[Stored entries]

☆ ☆ ☆

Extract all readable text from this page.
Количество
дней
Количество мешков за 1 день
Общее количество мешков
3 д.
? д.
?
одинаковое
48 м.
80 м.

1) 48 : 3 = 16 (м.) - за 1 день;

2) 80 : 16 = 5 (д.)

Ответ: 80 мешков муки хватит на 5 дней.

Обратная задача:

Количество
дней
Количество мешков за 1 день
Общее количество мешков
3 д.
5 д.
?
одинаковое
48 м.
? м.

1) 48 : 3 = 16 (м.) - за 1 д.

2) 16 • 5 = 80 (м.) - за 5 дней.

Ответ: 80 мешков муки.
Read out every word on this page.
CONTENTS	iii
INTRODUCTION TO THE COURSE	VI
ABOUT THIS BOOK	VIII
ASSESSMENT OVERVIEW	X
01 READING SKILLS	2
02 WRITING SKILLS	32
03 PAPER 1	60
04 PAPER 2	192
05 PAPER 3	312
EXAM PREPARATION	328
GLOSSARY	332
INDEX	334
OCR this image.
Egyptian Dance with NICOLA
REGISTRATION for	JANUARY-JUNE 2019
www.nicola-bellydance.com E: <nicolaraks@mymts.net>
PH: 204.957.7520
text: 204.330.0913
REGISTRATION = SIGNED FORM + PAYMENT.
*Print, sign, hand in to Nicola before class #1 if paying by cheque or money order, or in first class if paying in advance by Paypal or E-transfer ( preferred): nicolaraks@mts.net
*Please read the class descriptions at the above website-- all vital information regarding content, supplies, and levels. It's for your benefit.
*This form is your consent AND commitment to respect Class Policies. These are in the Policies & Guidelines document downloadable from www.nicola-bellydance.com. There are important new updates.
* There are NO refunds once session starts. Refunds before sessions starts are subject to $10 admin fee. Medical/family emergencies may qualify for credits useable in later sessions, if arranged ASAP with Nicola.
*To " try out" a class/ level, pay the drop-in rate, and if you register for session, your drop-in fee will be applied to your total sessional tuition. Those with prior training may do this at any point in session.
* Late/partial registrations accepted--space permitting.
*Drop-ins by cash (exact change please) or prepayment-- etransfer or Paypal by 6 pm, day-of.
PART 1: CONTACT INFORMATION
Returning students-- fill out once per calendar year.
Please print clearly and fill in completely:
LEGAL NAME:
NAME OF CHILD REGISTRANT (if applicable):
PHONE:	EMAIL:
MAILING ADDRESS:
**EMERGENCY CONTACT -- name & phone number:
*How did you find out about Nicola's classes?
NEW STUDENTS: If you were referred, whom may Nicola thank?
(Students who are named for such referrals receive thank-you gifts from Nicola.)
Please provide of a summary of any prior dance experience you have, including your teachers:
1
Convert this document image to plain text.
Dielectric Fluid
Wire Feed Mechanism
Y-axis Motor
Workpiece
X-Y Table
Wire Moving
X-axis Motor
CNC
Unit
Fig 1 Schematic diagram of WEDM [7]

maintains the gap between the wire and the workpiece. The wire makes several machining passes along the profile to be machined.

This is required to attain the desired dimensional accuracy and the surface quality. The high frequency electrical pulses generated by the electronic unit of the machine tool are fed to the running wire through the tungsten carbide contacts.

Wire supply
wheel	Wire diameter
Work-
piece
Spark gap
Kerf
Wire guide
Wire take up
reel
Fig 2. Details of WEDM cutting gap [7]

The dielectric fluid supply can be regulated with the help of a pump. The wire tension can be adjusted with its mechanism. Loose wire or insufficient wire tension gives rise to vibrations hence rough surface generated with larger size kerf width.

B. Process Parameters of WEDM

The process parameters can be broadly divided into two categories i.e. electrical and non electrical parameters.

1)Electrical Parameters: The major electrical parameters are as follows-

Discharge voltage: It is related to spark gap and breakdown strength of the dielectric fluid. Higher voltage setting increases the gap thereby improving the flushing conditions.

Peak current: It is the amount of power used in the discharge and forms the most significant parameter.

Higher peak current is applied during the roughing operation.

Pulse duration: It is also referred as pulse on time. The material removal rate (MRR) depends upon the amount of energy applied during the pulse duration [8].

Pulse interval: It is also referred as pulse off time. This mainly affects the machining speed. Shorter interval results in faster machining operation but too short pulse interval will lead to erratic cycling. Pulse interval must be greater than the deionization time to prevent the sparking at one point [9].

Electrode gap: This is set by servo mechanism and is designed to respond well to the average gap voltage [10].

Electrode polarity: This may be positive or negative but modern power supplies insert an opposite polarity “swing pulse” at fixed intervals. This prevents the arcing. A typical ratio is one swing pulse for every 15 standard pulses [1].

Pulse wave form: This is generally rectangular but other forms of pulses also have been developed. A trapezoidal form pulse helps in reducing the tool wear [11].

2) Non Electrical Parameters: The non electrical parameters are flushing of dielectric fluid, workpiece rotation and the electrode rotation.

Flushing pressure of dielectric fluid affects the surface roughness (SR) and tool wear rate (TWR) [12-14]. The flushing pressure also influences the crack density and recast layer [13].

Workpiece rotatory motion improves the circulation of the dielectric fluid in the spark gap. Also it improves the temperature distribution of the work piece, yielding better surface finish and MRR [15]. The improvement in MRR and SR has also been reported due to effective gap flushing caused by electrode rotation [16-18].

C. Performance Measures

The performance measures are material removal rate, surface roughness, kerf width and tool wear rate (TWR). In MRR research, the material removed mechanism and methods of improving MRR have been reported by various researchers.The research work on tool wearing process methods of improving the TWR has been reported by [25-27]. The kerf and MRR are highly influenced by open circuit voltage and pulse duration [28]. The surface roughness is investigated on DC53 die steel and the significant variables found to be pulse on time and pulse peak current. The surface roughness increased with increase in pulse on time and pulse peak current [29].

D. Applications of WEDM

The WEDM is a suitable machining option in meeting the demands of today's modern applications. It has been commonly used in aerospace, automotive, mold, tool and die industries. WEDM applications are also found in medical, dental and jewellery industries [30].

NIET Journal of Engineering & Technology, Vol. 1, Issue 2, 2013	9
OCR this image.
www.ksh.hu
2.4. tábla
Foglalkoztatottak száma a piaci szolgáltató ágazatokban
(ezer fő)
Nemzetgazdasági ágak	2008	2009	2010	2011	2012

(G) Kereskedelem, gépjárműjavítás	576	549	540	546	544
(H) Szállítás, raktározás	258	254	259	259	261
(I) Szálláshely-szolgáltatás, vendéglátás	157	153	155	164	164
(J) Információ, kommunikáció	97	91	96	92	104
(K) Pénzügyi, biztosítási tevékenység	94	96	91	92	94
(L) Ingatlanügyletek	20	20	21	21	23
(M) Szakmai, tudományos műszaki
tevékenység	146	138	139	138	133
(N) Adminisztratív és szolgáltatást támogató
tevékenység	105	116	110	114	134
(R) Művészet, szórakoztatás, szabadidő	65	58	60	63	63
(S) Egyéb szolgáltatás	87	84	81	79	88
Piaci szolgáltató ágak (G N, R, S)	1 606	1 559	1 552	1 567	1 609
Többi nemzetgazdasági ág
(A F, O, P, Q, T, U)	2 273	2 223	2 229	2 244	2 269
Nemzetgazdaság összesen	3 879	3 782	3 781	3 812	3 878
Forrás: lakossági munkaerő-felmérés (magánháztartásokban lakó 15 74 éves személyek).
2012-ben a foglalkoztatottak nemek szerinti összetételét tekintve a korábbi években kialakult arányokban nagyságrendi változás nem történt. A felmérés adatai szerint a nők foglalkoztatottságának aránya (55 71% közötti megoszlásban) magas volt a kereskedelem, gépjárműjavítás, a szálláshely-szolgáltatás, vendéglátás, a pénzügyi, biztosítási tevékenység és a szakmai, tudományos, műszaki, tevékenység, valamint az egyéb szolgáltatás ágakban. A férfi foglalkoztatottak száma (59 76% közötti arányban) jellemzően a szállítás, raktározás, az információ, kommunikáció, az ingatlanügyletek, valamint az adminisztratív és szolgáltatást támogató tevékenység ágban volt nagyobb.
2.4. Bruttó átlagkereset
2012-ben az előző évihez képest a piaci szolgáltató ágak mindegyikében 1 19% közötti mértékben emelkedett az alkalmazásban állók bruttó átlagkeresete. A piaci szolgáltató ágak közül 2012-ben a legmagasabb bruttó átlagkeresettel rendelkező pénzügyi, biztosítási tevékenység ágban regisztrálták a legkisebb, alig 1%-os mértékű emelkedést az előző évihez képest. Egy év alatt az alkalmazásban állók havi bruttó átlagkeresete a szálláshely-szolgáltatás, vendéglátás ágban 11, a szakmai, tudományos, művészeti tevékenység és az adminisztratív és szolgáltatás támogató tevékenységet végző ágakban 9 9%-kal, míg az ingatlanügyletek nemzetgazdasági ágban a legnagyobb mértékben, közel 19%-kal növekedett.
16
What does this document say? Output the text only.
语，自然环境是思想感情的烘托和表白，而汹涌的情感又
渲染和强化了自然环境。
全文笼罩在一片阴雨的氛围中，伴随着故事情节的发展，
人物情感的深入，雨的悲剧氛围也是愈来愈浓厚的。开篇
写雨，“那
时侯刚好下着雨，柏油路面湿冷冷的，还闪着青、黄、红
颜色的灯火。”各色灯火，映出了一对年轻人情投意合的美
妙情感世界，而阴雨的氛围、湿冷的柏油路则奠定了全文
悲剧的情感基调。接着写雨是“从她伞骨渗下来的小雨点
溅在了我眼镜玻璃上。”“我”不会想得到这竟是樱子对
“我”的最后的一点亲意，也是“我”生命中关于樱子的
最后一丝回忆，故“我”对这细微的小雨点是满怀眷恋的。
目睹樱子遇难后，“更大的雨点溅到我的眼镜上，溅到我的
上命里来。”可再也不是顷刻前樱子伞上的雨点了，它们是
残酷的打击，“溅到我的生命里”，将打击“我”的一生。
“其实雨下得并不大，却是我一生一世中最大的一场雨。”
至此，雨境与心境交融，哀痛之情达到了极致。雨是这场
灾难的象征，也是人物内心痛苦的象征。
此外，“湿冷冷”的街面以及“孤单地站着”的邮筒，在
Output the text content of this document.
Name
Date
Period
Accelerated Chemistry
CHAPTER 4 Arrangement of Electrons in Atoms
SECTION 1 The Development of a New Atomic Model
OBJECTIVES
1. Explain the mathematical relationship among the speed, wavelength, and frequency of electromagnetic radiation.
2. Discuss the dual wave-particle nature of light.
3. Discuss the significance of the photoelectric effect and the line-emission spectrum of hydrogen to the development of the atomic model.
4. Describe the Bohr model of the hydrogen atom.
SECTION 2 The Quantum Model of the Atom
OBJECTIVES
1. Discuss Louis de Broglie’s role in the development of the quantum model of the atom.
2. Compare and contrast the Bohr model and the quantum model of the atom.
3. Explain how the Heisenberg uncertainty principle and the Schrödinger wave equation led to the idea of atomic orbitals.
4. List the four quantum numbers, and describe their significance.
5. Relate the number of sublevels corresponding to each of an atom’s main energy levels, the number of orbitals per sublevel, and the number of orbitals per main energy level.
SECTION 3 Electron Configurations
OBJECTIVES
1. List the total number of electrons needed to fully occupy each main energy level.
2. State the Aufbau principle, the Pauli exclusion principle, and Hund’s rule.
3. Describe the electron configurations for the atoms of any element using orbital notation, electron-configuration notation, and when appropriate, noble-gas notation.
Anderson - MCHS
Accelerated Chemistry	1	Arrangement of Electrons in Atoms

☆ ☆ ☆

Work through the listing above and report how many lines include the string "дней", with no other text.

4